List each line of the data in which the string "into" appears.

▶ [Records for this task]:
== == ==
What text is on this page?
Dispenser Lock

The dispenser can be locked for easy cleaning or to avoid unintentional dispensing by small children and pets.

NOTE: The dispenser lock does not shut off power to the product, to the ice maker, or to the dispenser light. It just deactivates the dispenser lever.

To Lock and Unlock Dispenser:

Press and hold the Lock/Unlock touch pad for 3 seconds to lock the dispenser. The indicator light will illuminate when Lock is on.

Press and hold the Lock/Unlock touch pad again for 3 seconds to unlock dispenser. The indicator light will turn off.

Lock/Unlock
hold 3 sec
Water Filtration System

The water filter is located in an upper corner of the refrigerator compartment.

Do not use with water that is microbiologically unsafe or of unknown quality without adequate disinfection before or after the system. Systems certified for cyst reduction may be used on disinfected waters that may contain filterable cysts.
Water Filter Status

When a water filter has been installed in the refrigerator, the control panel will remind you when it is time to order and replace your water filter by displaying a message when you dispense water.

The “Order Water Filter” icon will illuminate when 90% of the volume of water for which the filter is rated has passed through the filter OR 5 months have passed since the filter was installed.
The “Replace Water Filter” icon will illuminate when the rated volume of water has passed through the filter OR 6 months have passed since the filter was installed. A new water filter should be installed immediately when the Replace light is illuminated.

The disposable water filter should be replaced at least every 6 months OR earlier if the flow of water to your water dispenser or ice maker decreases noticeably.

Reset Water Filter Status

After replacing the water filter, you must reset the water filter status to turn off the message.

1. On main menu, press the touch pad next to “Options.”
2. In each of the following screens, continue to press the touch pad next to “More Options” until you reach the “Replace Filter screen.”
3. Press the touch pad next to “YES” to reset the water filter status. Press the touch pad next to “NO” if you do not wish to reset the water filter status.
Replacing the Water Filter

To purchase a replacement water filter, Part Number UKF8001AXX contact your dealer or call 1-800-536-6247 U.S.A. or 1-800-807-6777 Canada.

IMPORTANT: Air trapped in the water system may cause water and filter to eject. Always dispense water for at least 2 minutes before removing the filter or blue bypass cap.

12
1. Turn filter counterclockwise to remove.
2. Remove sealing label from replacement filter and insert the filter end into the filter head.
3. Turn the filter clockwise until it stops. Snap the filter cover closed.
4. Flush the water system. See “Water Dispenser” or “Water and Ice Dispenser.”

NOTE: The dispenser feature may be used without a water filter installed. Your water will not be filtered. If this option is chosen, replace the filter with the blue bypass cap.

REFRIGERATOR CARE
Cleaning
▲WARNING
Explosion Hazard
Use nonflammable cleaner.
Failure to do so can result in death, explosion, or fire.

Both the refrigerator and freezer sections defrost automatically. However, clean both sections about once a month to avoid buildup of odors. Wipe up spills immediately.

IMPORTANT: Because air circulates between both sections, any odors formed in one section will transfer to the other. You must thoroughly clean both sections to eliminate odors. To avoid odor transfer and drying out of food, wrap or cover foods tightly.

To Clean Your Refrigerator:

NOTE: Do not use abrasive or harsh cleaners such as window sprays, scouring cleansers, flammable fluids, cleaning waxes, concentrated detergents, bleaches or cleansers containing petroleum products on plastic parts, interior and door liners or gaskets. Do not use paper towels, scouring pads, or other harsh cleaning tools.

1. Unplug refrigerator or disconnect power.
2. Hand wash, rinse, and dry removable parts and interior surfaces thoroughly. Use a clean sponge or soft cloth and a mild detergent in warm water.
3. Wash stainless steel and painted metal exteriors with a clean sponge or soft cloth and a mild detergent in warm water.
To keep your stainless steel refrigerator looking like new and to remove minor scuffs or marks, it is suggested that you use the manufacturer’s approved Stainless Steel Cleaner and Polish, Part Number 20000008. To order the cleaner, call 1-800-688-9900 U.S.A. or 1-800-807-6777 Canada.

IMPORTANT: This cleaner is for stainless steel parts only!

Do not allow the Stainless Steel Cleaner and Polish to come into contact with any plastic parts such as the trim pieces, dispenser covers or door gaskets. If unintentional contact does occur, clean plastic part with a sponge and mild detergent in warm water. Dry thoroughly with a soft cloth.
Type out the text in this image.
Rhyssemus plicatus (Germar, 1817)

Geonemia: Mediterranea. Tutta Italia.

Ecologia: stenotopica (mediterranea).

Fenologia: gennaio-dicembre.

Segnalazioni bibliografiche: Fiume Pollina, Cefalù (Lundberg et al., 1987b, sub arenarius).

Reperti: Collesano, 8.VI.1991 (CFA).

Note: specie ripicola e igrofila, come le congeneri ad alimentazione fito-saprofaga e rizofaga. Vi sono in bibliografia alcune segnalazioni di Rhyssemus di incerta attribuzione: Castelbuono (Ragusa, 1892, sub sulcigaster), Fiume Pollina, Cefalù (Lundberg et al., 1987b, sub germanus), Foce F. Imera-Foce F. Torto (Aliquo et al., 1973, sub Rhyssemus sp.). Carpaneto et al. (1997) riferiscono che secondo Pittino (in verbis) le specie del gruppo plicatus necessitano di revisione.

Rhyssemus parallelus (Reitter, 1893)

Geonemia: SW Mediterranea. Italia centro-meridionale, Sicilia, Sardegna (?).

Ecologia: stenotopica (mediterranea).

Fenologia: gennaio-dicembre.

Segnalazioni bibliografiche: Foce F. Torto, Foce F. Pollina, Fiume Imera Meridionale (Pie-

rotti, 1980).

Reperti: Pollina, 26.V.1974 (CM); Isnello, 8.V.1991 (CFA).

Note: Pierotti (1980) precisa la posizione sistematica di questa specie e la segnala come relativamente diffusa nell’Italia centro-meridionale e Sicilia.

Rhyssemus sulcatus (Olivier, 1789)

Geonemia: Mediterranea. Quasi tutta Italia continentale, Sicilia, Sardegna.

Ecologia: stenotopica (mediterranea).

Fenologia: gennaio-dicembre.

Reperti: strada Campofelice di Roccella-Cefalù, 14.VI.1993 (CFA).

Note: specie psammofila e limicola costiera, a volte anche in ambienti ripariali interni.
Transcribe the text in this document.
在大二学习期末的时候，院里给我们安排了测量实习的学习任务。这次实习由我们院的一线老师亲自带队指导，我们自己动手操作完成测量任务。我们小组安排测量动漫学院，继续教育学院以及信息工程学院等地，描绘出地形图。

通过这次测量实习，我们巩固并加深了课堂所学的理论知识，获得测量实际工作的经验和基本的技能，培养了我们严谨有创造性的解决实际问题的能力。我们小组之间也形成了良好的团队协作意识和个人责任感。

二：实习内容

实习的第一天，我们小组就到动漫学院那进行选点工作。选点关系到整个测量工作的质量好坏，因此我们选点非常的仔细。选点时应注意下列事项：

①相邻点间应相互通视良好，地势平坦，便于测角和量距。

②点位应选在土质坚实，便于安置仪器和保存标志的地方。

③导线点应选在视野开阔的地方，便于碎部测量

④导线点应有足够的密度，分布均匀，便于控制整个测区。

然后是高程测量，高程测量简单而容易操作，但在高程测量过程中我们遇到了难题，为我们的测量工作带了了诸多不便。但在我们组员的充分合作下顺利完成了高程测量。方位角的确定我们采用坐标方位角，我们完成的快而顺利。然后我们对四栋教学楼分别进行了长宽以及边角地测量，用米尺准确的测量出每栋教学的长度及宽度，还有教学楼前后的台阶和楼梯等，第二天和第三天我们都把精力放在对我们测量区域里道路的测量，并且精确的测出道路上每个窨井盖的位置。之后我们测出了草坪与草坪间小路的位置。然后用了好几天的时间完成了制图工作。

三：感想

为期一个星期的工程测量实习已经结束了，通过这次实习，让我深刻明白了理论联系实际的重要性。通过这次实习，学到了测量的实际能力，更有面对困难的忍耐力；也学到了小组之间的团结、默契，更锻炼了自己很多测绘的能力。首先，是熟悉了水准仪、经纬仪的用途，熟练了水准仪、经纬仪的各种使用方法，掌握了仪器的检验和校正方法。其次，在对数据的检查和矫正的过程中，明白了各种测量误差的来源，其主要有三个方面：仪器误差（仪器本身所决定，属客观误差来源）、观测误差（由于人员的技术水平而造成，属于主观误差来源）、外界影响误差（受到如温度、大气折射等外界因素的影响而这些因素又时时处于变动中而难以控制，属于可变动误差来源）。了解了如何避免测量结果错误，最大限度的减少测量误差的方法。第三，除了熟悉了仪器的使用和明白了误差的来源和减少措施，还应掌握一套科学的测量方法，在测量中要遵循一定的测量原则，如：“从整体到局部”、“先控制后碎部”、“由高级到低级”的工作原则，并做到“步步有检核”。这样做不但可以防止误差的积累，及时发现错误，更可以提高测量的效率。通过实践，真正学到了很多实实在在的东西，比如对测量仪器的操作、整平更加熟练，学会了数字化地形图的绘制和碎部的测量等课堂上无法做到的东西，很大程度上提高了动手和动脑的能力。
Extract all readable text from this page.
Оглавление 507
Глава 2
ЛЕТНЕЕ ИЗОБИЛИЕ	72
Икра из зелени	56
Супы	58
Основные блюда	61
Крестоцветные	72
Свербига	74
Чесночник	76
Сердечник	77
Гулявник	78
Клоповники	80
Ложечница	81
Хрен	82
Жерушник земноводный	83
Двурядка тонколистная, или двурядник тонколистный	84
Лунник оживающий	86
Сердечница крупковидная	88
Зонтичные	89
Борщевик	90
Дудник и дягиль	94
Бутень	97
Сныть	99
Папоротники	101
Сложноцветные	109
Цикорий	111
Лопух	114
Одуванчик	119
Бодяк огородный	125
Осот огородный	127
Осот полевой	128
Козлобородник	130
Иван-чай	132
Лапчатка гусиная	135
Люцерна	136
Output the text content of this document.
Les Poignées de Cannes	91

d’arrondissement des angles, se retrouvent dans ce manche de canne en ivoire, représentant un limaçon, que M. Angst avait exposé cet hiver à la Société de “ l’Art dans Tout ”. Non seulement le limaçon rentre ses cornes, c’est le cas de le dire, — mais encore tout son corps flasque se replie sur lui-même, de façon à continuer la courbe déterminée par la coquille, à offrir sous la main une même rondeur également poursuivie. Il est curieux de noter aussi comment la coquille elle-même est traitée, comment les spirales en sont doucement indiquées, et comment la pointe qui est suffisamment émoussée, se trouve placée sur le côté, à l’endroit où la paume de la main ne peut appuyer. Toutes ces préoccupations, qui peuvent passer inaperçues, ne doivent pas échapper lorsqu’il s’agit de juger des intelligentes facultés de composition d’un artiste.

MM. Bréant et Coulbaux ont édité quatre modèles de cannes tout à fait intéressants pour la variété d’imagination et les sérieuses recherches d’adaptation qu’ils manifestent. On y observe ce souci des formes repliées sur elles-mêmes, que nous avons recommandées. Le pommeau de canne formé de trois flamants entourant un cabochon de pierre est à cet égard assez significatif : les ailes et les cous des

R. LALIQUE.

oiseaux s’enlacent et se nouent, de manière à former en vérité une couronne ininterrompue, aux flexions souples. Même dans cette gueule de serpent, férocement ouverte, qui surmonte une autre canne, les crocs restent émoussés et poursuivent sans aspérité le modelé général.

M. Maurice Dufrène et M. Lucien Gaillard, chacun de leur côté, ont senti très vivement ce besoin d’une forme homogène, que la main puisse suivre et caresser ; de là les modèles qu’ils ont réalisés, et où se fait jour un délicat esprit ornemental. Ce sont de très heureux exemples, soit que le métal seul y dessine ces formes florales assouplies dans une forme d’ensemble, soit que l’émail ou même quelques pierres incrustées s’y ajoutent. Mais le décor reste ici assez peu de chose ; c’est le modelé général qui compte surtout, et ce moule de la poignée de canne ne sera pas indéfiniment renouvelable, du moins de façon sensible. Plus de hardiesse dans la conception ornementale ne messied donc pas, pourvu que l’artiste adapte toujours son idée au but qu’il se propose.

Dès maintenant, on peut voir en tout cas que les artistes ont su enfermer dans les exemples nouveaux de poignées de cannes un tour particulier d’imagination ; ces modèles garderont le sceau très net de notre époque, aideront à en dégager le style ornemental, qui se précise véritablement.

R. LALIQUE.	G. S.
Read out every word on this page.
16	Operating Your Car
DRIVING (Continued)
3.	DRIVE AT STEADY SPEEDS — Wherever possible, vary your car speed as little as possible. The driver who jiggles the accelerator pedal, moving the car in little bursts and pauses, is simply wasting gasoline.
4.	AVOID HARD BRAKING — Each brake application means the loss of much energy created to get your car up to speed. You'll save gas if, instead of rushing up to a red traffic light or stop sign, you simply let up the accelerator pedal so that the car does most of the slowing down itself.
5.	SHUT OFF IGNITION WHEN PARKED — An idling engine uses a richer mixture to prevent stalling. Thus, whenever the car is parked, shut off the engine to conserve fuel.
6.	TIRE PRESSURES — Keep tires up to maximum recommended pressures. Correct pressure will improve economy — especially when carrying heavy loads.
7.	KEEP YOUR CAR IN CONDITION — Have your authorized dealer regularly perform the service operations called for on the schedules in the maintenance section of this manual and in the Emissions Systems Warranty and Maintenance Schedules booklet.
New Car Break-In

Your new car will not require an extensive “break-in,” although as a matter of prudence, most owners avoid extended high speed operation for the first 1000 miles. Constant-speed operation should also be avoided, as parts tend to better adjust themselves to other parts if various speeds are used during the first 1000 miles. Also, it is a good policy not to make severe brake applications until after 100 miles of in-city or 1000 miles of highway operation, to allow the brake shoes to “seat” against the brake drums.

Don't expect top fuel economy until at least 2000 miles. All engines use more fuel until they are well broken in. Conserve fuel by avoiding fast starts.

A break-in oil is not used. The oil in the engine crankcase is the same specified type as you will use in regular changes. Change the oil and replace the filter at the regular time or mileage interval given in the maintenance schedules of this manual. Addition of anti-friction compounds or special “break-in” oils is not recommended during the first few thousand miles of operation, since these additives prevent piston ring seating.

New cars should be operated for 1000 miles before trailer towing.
== == ==
▶ [Finished task]:
2. Remove sealing label from replacement filter and insert the filter end into the filter head.
Do not allow the Stainless Steel Cleaner and Polish to come into contact with any plastic parts such as the trim pieces, dispenser covers or door gaskets. If unintentional contact does occur, clean plastic part with a sponge and mild detergent in warm water. Dry thoroughly with a soft cloth.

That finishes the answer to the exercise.